:: DATA EXTRACT ::

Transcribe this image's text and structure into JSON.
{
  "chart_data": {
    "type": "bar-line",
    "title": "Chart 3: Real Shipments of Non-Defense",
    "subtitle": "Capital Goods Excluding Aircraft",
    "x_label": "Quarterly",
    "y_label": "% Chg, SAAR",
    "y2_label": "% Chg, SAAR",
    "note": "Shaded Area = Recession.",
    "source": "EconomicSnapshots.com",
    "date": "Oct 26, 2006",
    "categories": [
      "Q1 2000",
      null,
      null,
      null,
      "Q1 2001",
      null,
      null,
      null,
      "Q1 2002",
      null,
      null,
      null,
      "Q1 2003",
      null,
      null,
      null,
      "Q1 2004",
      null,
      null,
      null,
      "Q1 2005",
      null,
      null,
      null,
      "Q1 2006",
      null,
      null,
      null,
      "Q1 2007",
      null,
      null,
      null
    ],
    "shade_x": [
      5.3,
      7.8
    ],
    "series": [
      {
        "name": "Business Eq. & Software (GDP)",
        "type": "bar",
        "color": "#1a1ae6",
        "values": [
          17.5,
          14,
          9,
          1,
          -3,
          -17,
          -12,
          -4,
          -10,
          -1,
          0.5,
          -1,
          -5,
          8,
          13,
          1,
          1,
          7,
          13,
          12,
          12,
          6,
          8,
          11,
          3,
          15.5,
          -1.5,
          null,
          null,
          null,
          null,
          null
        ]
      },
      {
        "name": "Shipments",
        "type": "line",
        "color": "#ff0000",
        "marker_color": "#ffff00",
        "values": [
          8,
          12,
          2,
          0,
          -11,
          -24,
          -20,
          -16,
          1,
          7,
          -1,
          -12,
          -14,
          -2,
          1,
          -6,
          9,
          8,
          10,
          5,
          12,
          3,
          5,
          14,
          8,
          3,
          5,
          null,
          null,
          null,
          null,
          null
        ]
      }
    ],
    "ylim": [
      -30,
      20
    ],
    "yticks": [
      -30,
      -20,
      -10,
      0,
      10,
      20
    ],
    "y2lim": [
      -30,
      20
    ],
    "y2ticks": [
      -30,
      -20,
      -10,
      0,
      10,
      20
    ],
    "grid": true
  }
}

:::

Work out the number of lines in this listing that include the word "name". Reply with that number only.

▶ COMPLETE OUTPUT: 2